DATA:
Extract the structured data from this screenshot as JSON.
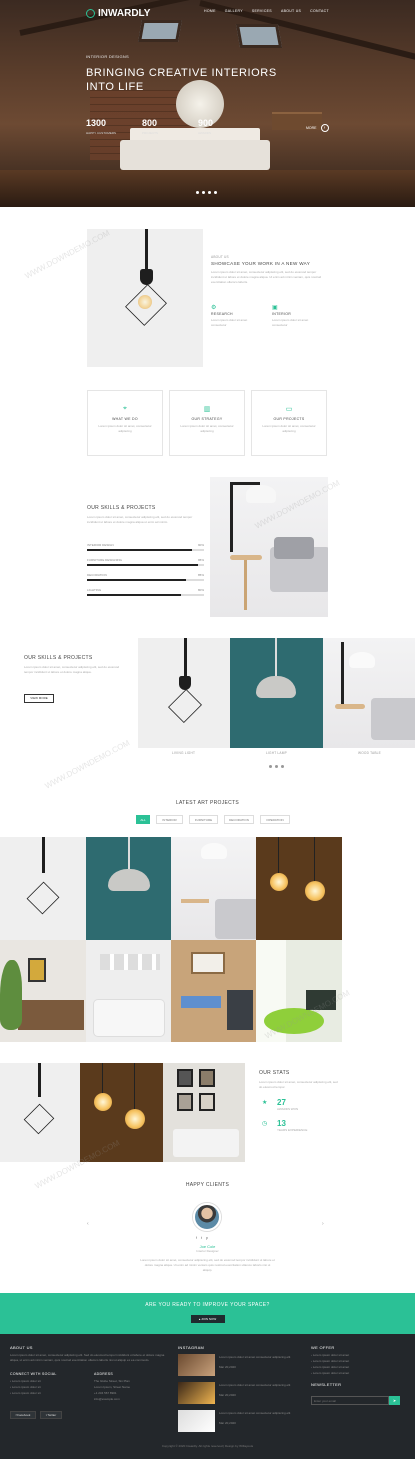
{
  "header": {
    "brand": "INWARDLY",
    "nav": [
      "HOME",
      "GALLERY",
      "SERVICES",
      "ABOUT US",
      "CONTACT"
    ]
  },
  "hero": {
    "subtitle": "INTERIOR DESIGNS",
    "title_line1": "BRINGING CREATIVE INTERIORS",
    "title_line2": "INTO LIFE",
    "stats": [
      {
        "value": "1300",
        "label": "HAPPY CUSTOMERS"
      },
      {
        "value": "800",
        "label": "PROJECTS"
      },
      {
        "value": "900",
        "label": "AWARDS"
      }
    ],
    "more": "MORE",
    "slide_count": 4,
    "active_slide": 1
  },
  "about": {
    "eyebrow": "ABOUT US",
    "title": "SHOWCASE YOUR WORK IN A NEW WAY",
    "body": "Lorem ipsum dolor sit amet, consectetur adipiscing elit, sed do eiusmod tempor incididunt ut labore et dolore magna aliqua. Ut enim ad minim veniam, quis nostrud exercitation ullamco laboris.",
    "features": [
      {
        "title": "RESEARCH",
        "text": "Lorem ipsum dolor sit amet consectetur"
      },
      {
        "title": "INTERIOR",
        "text": "Lorem ipsum dolor sit amet consectetur"
      }
    ]
  },
  "services": [
    {
      "title": "WHAT WE DO",
      "text": "Lorem ipsum dolor sit amet, consectetur adipiscing"
    },
    {
      "title": "OUR STRATEGY",
      "text": "Lorem ipsum dolor sit amet, consectetur adipiscing"
    },
    {
      "title": "OUR PROJECTS",
      "text": "Lorem ipsum dolor sit amet, consectetur adipiscing"
    }
  ],
  "skills": {
    "title": "OUR SKILLS & PROJECTS",
    "body": "Lorem ipsum dolor sit amet, consectetur adipiscing elit, sed do eiusmod tempor incididunt ut labore et dolore magna aliqua ut enim ad minim.",
    "bars": [
      {
        "label": "INTERIOR DESIGN",
        "value": "90%",
        "fraction": 0.9
      },
      {
        "label": "FURNITURE DESIGNING",
        "value": "95%",
        "fraction": 0.95
      },
      {
        "label": "DECORATION",
        "value": "85%",
        "fraction": 0.85
      },
      {
        "label": "LIGHTING",
        "value": "80%",
        "fraction": 0.8
      }
    ]
  },
  "gallery_strip": {
    "title": "OUR SKILLS & PROJECTS",
    "body": "Lorem ipsum dolor sit amet, consectetur adipiscing elit, sed do eiusmod tempor incididunt ut labore et dolore magna aliqua.",
    "button": "VIEW MORE",
    "captions": [
      "LIVING LIGHT",
      "LIGHT LAMP",
      "WOOD TABLE"
    ]
  },
  "latest": {
    "title": "LATEST ART PROJECTS",
    "tabs": [
      "ALL",
      "INTERIOR",
      "FURNITURE",
      "DECORATION",
      "OPERATION"
    ],
    "active": "ALL"
  },
  "stats": {
    "title": "OUR STATS",
    "body": "Lorem ipsum dolor sit amet, consectetur adipiscing elit, sed do eiusmod tempor.",
    "items": [
      {
        "value": "27",
        "label": "AWARDS WON"
      },
      {
        "value": "13",
        "label": "YEARS EXPERIENCE"
      }
    ]
  },
  "clients": {
    "title": "HAPPY CLIENTS",
    "name": "Joe Cole",
    "role": "Interior Designer",
    "quote": "Lorem ipsum dolor sit amet, consectetur adipiscing elit, sed do eiusmod tempor incididunt ut labore et dolore magna aliqua. Ut enim ad minim veniam quis nostrud exercitation ullamco laboris nisi ut aliquip."
  },
  "cta": {
    "title": "ARE YOU READY TO IMPROVE YOUR SPACE?",
    "button": "JOIN NOW"
  },
  "footer": {
    "about_title": "ABOUT US",
    "about_text": "Lorem ipsum dolor sit amet, consectetur adipiscing elit. Sed do eiusmod tempor incididunt ut labore et dolore magna aliqua, ut enim ad minim veniam, quis nostrud exercitation ullamco laboris nisi ut aliquip ex ea commodo.",
    "connect_title": "CONNECT WITH SOCIAL",
    "connect_lines": [
      "Lorem ipsum dolor sit",
      "Lorem ipsum dolor sit",
      "Lorem ipsum dolor sit"
    ],
    "address_title": "ADDRESS",
    "address_lines": [
      "The Globe Street, Sin Plan",
      "Lorem Ipsum, Street Name",
      "+1 234 567 8901",
      "info@example.com"
    ],
    "social": [
      "Facebook",
      "Twitter"
    ],
    "instagram_title": "INSTAGRAM",
    "insta_posts": [
      {
        "text": "Lorem ipsum dolor sit amet consectetur adipiscing elit",
        "date": "Mar 20,2020"
      },
      {
        "text": "Lorem ipsum dolor sit amet consectetur adipiscing elit",
        "date": "Mar 20,2020"
      },
      {
        "text": "Lorem ipsum dolor sit amet consectetur adipiscing elit",
        "date": "Mar 20,2020"
      }
    ],
    "offers_title": "WE OFFER",
    "offers": [
      "Lorem ipsum dolor sit amet",
      "Lorem ipsum dolor sit amet",
      "Lorem ipsum dolor sit amet",
      "Lorem ipsum dolor sit amet"
    ],
    "newsletter_title": "NEWSLETTER",
    "newsletter_placeholder": "Enter your email",
    "copyright": "Copyright © 2020 Inwardly. All rights reserved | Design by W3layouts"
  },
  "watermark": "WWW.DOWNDEMO.COM",
  "colors": {
    "accent": "#2bc196",
    "footer_bg": "#23272b",
    "hero_bg": "#4a3222"
  }
}
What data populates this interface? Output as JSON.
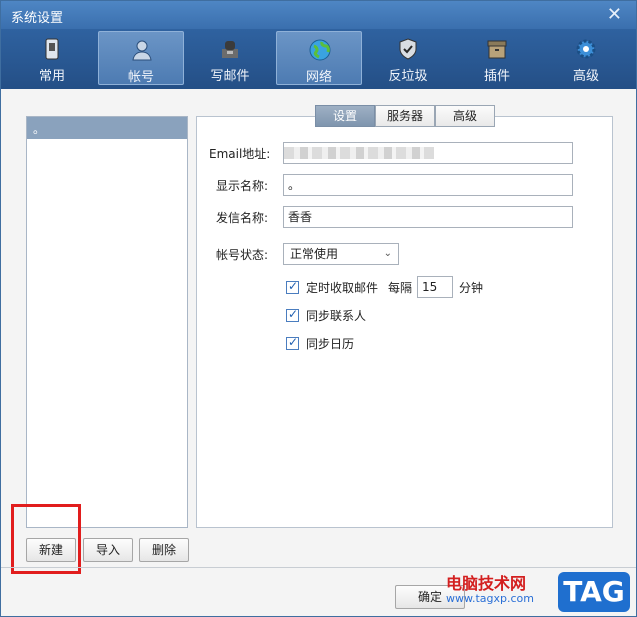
{
  "window": {
    "title": "系统设置",
    "close": "✕"
  },
  "toolbar": {
    "items": [
      {
        "label": "常用",
        "icon": "phone-icon"
      },
      {
        "label": "帐号",
        "icon": "user-icon",
        "active": true
      },
      {
        "label": "写邮件",
        "icon": "write-mail-icon"
      },
      {
        "label": "网络",
        "icon": "globe-icon",
        "highlighted": true
      },
      {
        "label": "反垃圾",
        "icon": "shield-icon"
      },
      {
        "label": "插件",
        "icon": "plugin-icon"
      },
      {
        "label": "高级",
        "icon": "gear-icon"
      }
    ]
  },
  "accounts": {
    "selected": "。"
  },
  "left_buttons": {
    "new": "新建",
    "import": "导入",
    "delete": "删除"
  },
  "tabs": {
    "settings": "设置",
    "server": "服务器",
    "advanced": "高级"
  },
  "form": {
    "email_label": "Email地址:",
    "display_label": "显示名称:",
    "display_value": "。",
    "sender_label": "发信名称:",
    "sender_value": "香香",
    "status_label": "帐号状态:",
    "status_value": "正常使用",
    "timed_receive": "定时收取邮件",
    "every": "每隔",
    "interval": "15",
    "minutes": "分钟",
    "sync_contacts": "同步联系人",
    "sync_calendar": "同步日历"
  },
  "footer": {
    "ok": "确定"
  },
  "watermark": {
    "line1": "电脑技术网",
    "line2": "www.tagxp.com",
    "badge": "TAG"
  },
  "colors": {
    "toolbar": "#2f62a0",
    "highlight": "#e11d1d",
    "accent": "#1f6fcf"
  }
}
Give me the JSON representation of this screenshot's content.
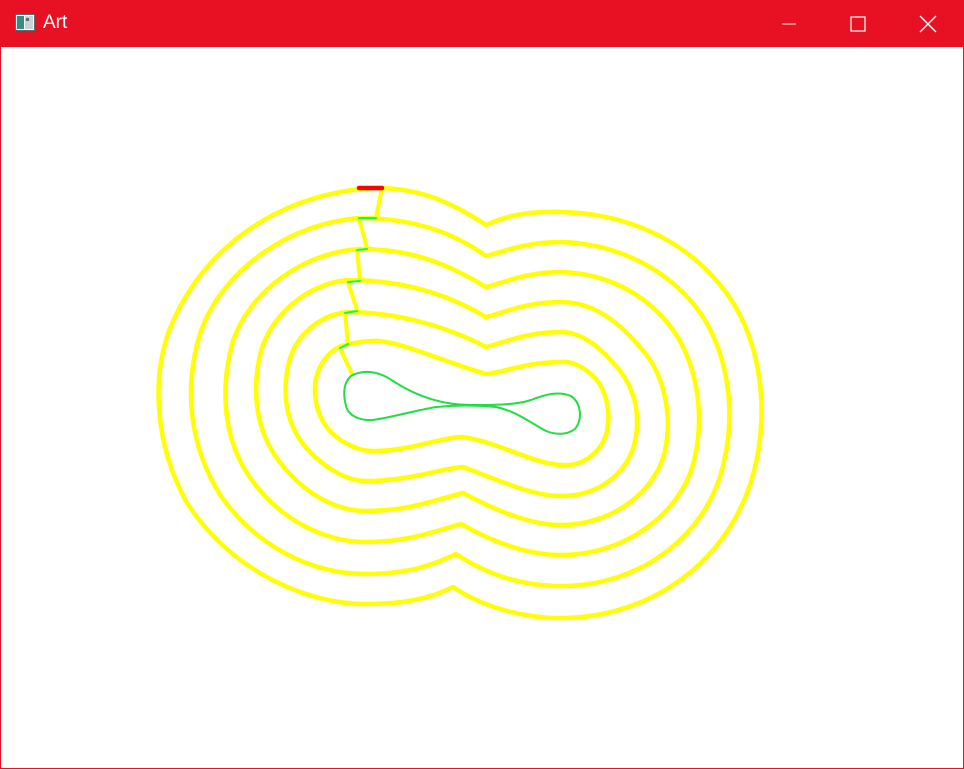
{
  "window": {
    "title": "Art",
    "title_bar_color": "#e81123",
    "app_icon": "window-app-icon",
    "controls": [
      {
        "name": "minimize",
        "icon": "minimize-icon"
      },
      {
        "name": "maximize",
        "icon": "maximize-icon"
      },
      {
        "name": "close",
        "icon": "close-icon"
      }
    ]
  },
  "canvas": {
    "background": "#ffffff",
    "colors": {
      "contour": "#ffff00",
      "contour_edge": "#f2e600",
      "connector": "#00ff66",
      "inner_shape": "#22dd44",
      "start_marker": "#ff0000"
    },
    "description_of_content": ""
  }
}
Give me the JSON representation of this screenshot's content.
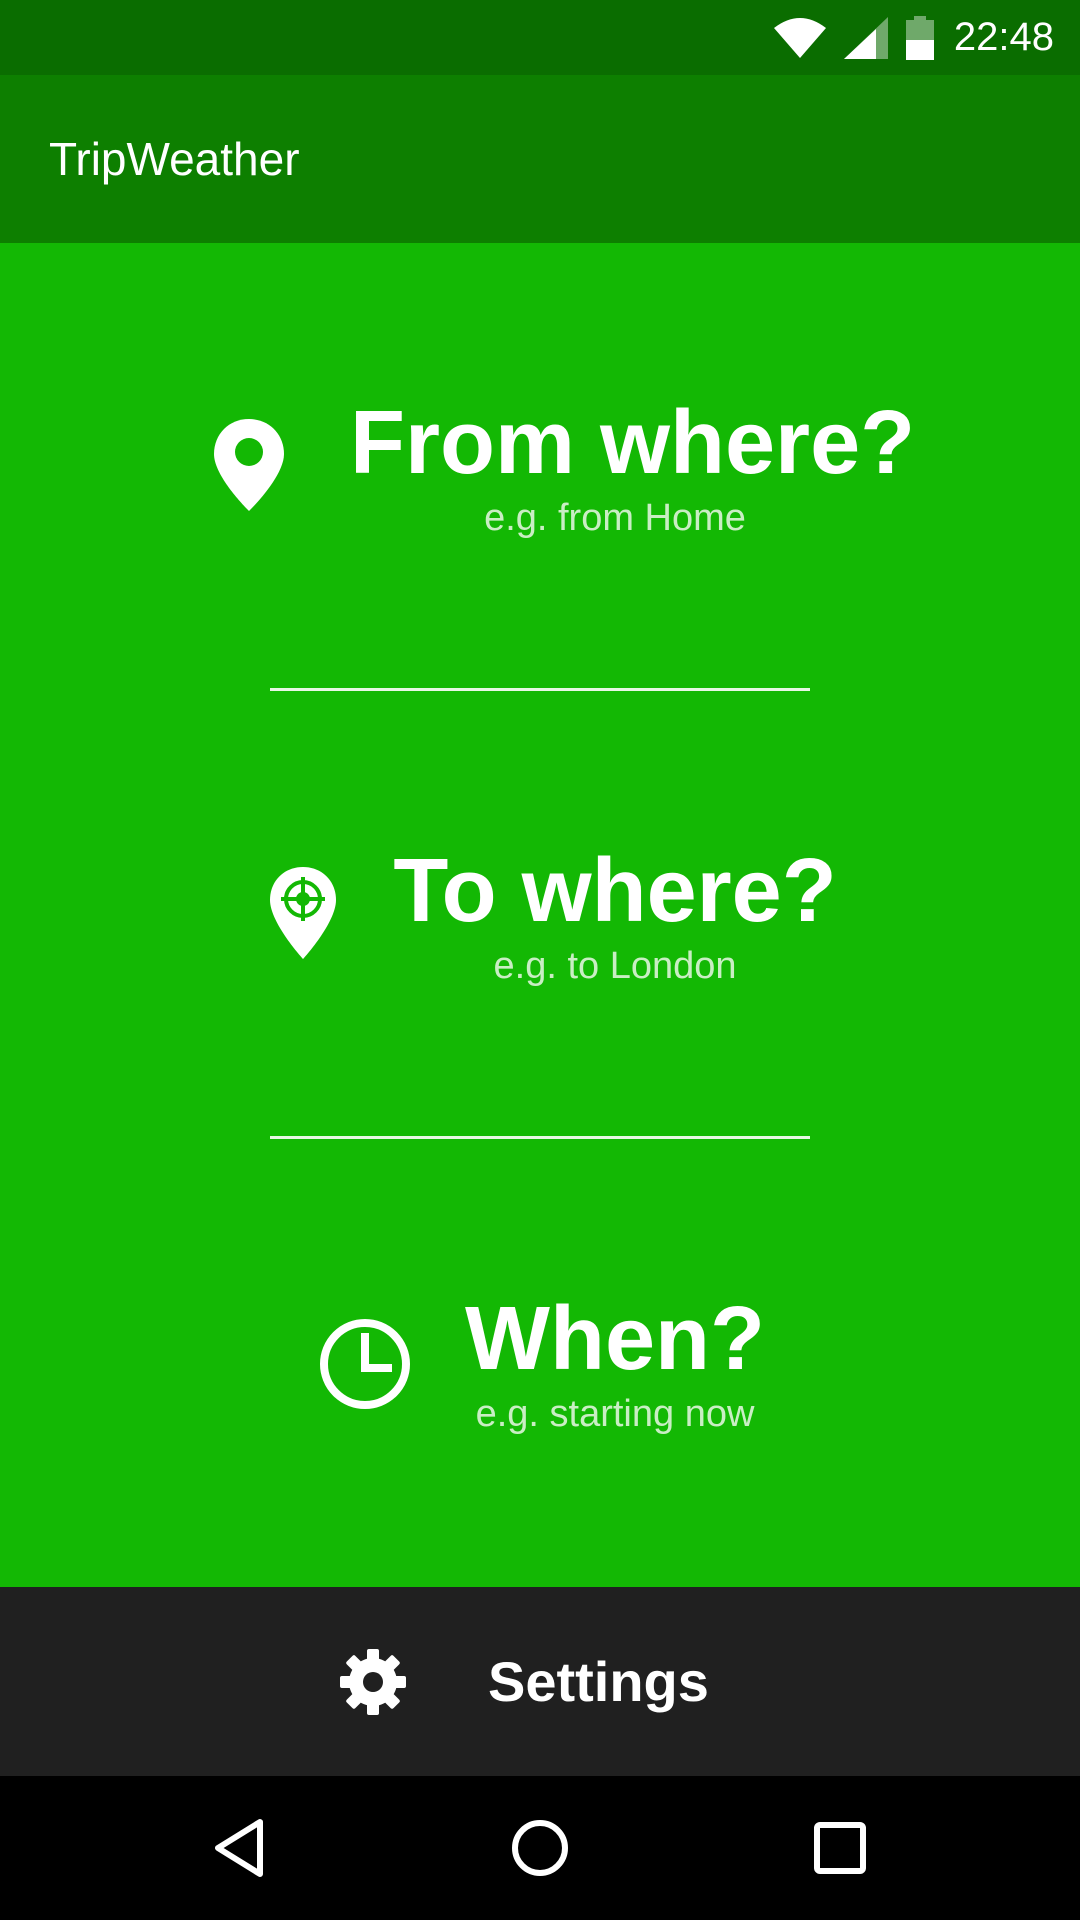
{
  "status_bar": {
    "time": "22:48",
    "icons": [
      "wifi-icon",
      "cellular-signal-icon",
      "battery-icon"
    ]
  },
  "app_bar": {
    "title": "TripWeather"
  },
  "main": {
    "from": {
      "title": "From where?",
      "hint": "e.g. from Home",
      "icon": "location-pin-icon"
    },
    "to": {
      "title": "To where?",
      "hint": "e.g. to London",
      "icon": "destination-pin-icon"
    },
    "when": {
      "title": "When?",
      "hint": "e.g. starting now",
      "icon": "clock-icon"
    }
  },
  "settings": {
    "label": "Settings",
    "icon": "gear-icon"
  },
  "nav_bar": {
    "icons": [
      "back-icon",
      "home-icon",
      "recents-icon"
    ]
  },
  "colors": {
    "status_bar": "#0a6d00",
    "app_bar": "#0d7f00",
    "main_bg": "#13b804",
    "settings_bg": "#202020",
    "nav_bg": "#000000"
  }
}
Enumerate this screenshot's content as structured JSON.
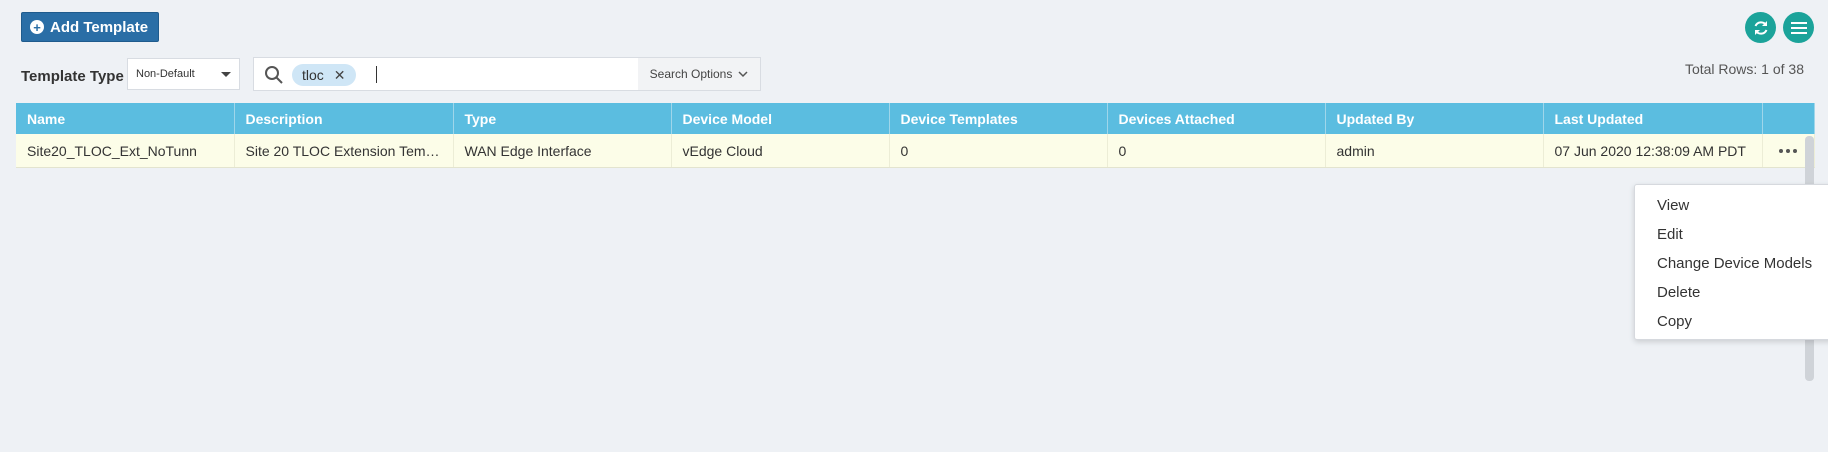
{
  "toolbar": {
    "add_template_label": "Add Template",
    "refresh_icon": "refresh-icon",
    "menu_icon": "hamburger-menu-icon",
    "accent_color": "#1ba39a",
    "button_color": "#2a6ea6"
  },
  "filters": {
    "template_type_label": "Template Type",
    "template_type_value": "Non-Default",
    "search_chip": "tloc",
    "search_options_label": "Search Options",
    "total_rows": "Total Rows: 1 of 38"
  },
  "table": {
    "header_color": "#5bbde0",
    "columns": [
      "Name",
      "Description",
      "Type",
      "Device Model",
      "Device Templates",
      "Devices Attached",
      "Updated By",
      "Last Updated"
    ],
    "rows": [
      [
        "Site20_TLOC_Ext_NoTunn",
        "Site 20 TLOC Extension Templ...",
        "WAN Edge Interface",
        "vEdge Cloud",
        "0",
        "0",
        "admin",
        "07 Jun 2020 12:38:09 AM PDT"
      ]
    ]
  },
  "context_menu": {
    "items": [
      "View",
      "Edit",
      "Change Device Models",
      "Delete",
      "Copy"
    ]
  }
}
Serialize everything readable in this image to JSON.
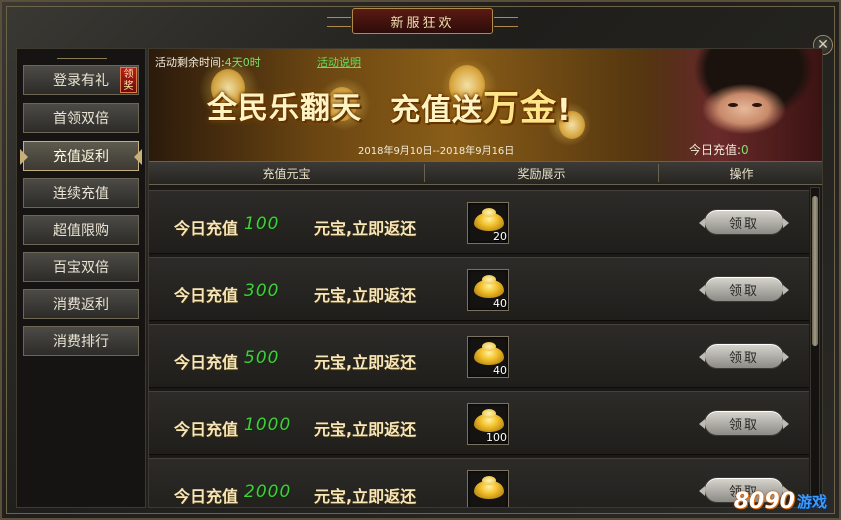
{
  "window": {
    "title": "新服狂欢",
    "close_glyph": "✕"
  },
  "sidebar": {
    "items": [
      {
        "label": "登录有礼",
        "badge": "领奖",
        "active": false
      },
      {
        "label": "首领双倍",
        "active": false
      },
      {
        "label": "充值返利",
        "active": true
      },
      {
        "label": "连续充值",
        "active": false
      },
      {
        "label": "超值限购",
        "active": false
      },
      {
        "label": "百宝双倍",
        "active": false
      },
      {
        "label": "消费返利",
        "active": false
      },
      {
        "label": "消费排行",
        "active": false
      }
    ]
  },
  "banner": {
    "countdown_label": "活动剩余时间:",
    "countdown_value": "4天0时",
    "rules_link": "活动说明",
    "slogan_a": "全民乐翻天",
    "slogan_b_prefix": "充值送",
    "slogan_b_big": "万金",
    "slogan_b_suffix": "!",
    "date_range": "2018年9月10日--2018年9月16日",
    "today_recharge_label": "今日充值:",
    "today_recharge_value": "0"
  },
  "table": {
    "headers": [
      "充值元宝",
      "奖励展示",
      "操作"
    ],
    "rows": [
      {
        "label": "今日充值",
        "amount": "100",
        "desc": "元宝,立即返还",
        "reward_icon": "gold-ingot-icon",
        "reward_qty": "20",
        "button": "领取"
      },
      {
        "label": "今日充值",
        "amount": "300",
        "desc": "元宝,立即返还",
        "reward_icon": "gold-ingot-icon",
        "reward_qty": "40",
        "button": "领取"
      },
      {
        "label": "今日充值",
        "amount": "500",
        "desc": "元宝,立即返还",
        "reward_icon": "gold-ingot-icon",
        "reward_qty": "40",
        "button": "领取"
      },
      {
        "label": "今日充值",
        "amount": "1000",
        "desc": "元宝,立即返还",
        "reward_icon": "gold-ingot-icon",
        "reward_qty": "100",
        "button": "领取"
      },
      {
        "label": "今日充值",
        "amount": "2000",
        "desc": "元宝,立即返还",
        "reward_icon": "gold-ingot-icon",
        "reward_qty": "",
        "button": "领取"
      }
    ]
  },
  "watermark": {
    "digits": "8090",
    "text": "游戏"
  },
  "colors": {
    "accent_gold": "#c8b07a",
    "amount_green": "#3fcf3a",
    "badge_red": "#b32018"
  }
}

THE EXERCISE: Gather up, from the records above, each line where the word "HAPPY" appears.

EXERCISE RESPONSE:
        "label": "HAPPY CUSTOMERS"
    "title": "HAPPY CLIENTS",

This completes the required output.